*Short task*:
Quote every line as written. Omit pictures.
___ Given data
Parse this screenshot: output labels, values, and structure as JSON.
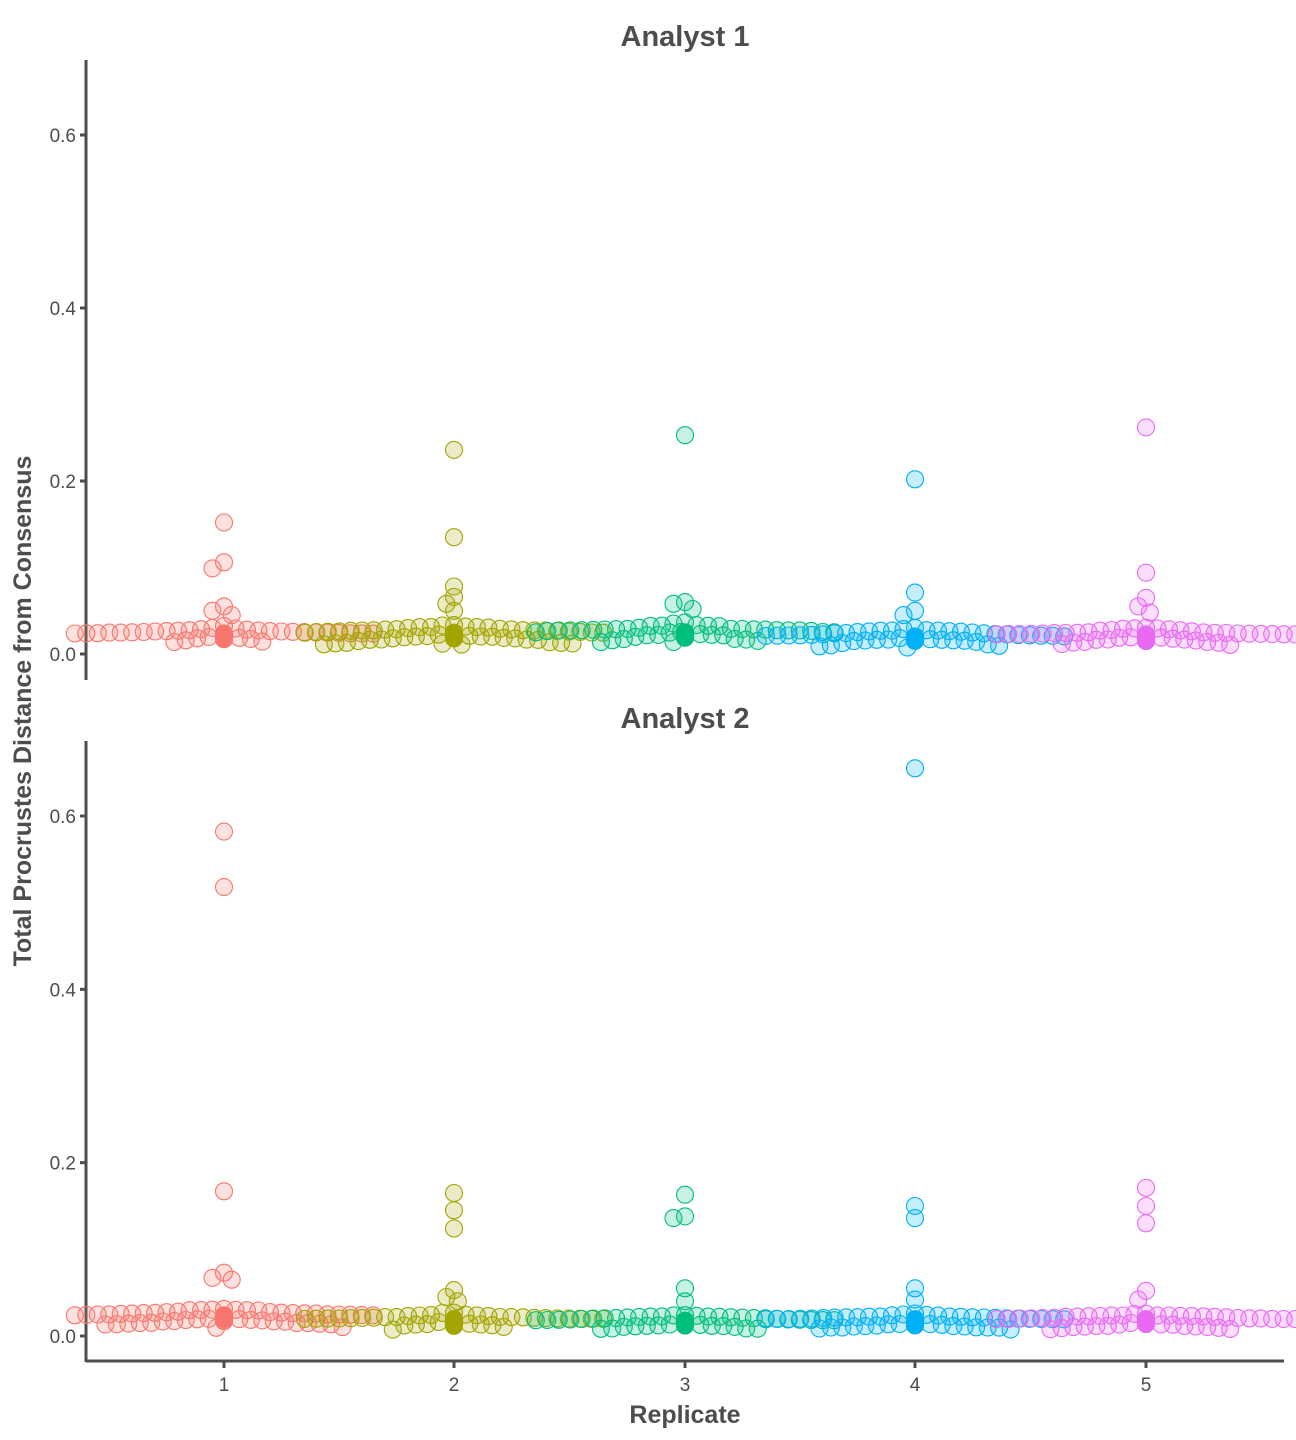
{
  "chart_data": {
    "type": "scatter",
    "subtype": "beeswarm",
    "xlabel": "Replicate",
    "ylabel": "Total Procrustes Distance from Consensus",
    "categories": [
      "1",
      "2",
      "3",
      "4",
      "5"
    ],
    "ylim": [
      -0.03,
      0.69
    ],
    "yticks": [
      0.0,
      0.2,
      0.4,
      0.6
    ],
    "ytick_labels": [
      "0.0",
      "0.2",
      "0.4",
      "0.6"
    ],
    "grid": false,
    "legend": "none",
    "colors": [
      "#F8766D",
      "#A3A500",
      "#00BF7D",
      "#00B0F6",
      "#E76BF3"
    ],
    "panels": [
      {
        "title": "Analyst 1",
        "series": [
          {
            "name": "1",
            "outliers": [
              0.152,
              0.106,
              0.099,
              0.055,
              0.05,
              0.045
            ],
            "bulk": {
              "min": 0.003,
              "max": 0.042,
              "center": 0.022,
              "n": 70
            }
          },
          {
            "name": "2",
            "outliers": [
              0.236,
              0.135,
              0.078,
              0.066,
              0.058,
              0.05
            ],
            "bulk": {
              "min": 0.002,
              "max": 0.045,
              "center": 0.02,
              "n": 70
            }
          },
          {
            "name": "3",
            "outliers": [
              0.253,
              0.06,
              0.058,
              0.052
            ],
            "bulk": {
              "min": 0.003,
              "max": 0.045,
              "center": 0.022,
              "n": 70
            }
          },
          {
            "name": "4",
            "outliers": [
              0.202,
              0.071,
              0.05,
              0.045
            ],
            "bulk": {
              "min": 0.002,
              "max": 0.04,
              "center": 0.018,
              "n": 70
            }
          },
          {
            "name": "5",
            "outliers": [
              0.262,
              0.094,
              0.065,
              0.055,
              0.048
            ],
            "bulk": {
              "min": 0.003,
              "max": 0.04,
              "center": 0.018,
              "n": 70
            }
          }
        ]
      },
      {
        "title": "Analyst 2",
        "series": [
          {
            "name": "1",
            "outliers": [
              0.582,
              0.518,
              0.167,
              0.073,
              0.067,
              0.065
            ],
            "bulk": {
              "min": 0.002,
              "max": 0.045,
              "center": 0.02,
              "n": 70
            }
          },
          {
            "name": "2",
            "outliers": [
              0.165,
              0.145,
              0.124,
              0.053,
              0.045,
              0.04
            ],
            "bulk": {
              "min": 0.002,
              "max": 0.035,
              "center": 0.015,
              "n": 75
            }
          },
          {
            "name": "3",
            "outliers": [
              0.163,
              0.138,
              0.136,
              0.055,
              0.04
            ],
            "bulk": {
              "min": 0.001,
              "max": 0.035,
              "center": 0.014,
              "n": 75
            }
          },
          {
            "name": "4",
            "outliers": [
              0.655,
              0.15,
              0.136,
              0.055,
              0.042
            ],
            "bulk": {
              "min": 0.001,
              "max": 0.035,
              "center": 0.015,
              "n": 75
            }
          },
          {
            "name": "5",
            "outliers": [
              0.171,
              0.15,
              0.13,
              0.052,
              0.042
            ],
            "bulk": {
              "min": 0.002,
              "max": 0.035,
              "center": 0.015,
              "n": 75
            }
          }
        ]
      }
    ]
  }
}
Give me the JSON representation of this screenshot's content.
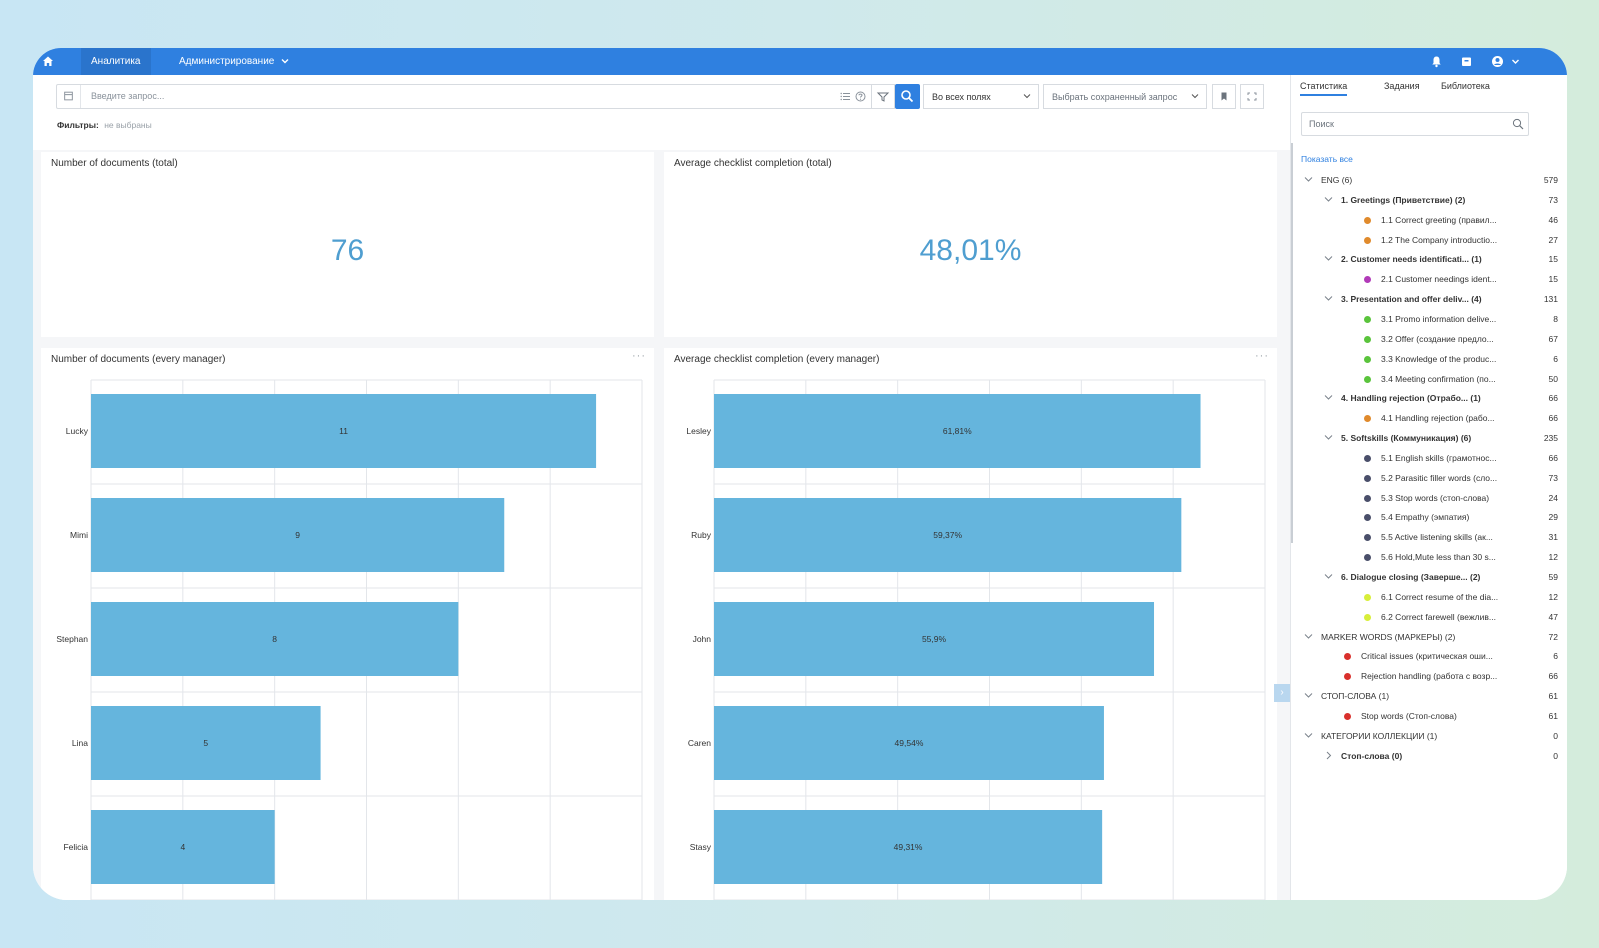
______
*The output*:
Parse this screenshot: output labels, values, and structure as JSON.
{
  "chart_data": {
    "type": "scatter",
    "subtype": "beeswarm",
    "xlabel": "Replicate",
    "ylabel": "Total Procrustes Distance from Consensus",
    "categories": [
      "1",
      "2",
      "3",
      "4",
      "5"
    ],
    "ylim": [
      -0.03,
      0.69
    ],
    "yticks": [
      0.0,
      0.2,
      0.4,
      0.6
    ],
    "ytick_labels": [
      "0.0",
      "0.2",
      "0.4",
      "0.6"
    ],
    "grid": false,
    "legend": "none",
    "colors": [
      "#F8766D",
      "#A3A500",
      "#00BF7D",
      "#00B0F6",
      "#E76BF3"
    ],
    "panels": [
      {
        "title": "Analyst 1",
        "series": [
          {
            "name": "1",
            "outliers": [
              0.152,
              0.106,
              0.099,
              0.055,
              0.05,
              0.045
            ],
            "bulk": {
              "min": 0.003,
              "max": 0.042,
              "center": 0.022,
              "n": 70
            }
          },
          {
            "name": "2",
            "outliers": [
              0.236,
              0.135,
              0.078,
              0.066,
              0.058,
              0.05
            ],
            "bulk": {
              "min": 0.002,
              "max": 0.045,
              "center": 0.02,
              "n": 70
            }
          },
          {
            "name": "3",
            "outliers": [
              0.253,
              0.06,
              0.058,
              0.052
            ],
            "bulk": {
              "min": 0.003,
              "max": 0.045,
              "center": 0.022,
              "n": 70
            }
          },
          {
            "name": "4",
            "outliers": [
              0.202,
              0.071,
              0.05,
              0.045
            ],
            "bulk": {
              "min": 0.002,
              "max": 0.04,
              "center": 0.018,
              "n": 70
            }
          },
          {
            "name": "5",
            "outliers": [
              0.262,
              0.094,
              0.065,
              0.055,
              0.048
            ],
            "bulk": {
              "min": 0.003,
              "max": 0.04,
              "center": 0.018,
              "n": 70
            }
          }
        ]
      },
      {
        "title": "Analyst 2",
        "series": [
          {
            "name": "1",
            "outliers": [
              0.582,
              0.518,
              0.167,
              0.073,
              0.067,
              0.065
            ],
            "bulk": {
              "min": 0.002,
              "max": 0.045,
              "center": 0.02,
              "n": 70
            }
          },
          {
            "name": "2",
            "outliers": [
              0.165,
              0.145,
              0.124,
              0.053,
              0.045,
              0.04
            ],
            "bulk": {
              "min": 0.002,
              "max": 0.035,
              "center": 0.015,
              "n": 75
            }
          },
          {
            "name": "3",
            "outliers": [
              0.163,
              0.138,
              0.136,
              0.055,
              0.04
            ],
            "bulk": {
              "min": 0.001,
              "max": 0.035,
              "center": 0.014,
              "n": 75
            }
          },
          {
            "name": "4",
            "outliers": [
              0.655,
              0.15,
              0.136,
              0.055,
              0.042
            ],
            "bulk": {
              "min": 0.001,
              "max": 0.035,
              "center": 0.015,
              "n": 75
            }
          },
          {
            "name": "5",
            "outliers": [
              0.171,
              0.15,
              0.13,
              0.052,
              0.042
            ],
            "bulk": {
              "min": 0.002,
              "max": 0.035,
              "center": 0.015,
              "n": 75
            }
          }
        ]
      }
    ]
  }
}
Give me the JSON representation of this screenshot's content.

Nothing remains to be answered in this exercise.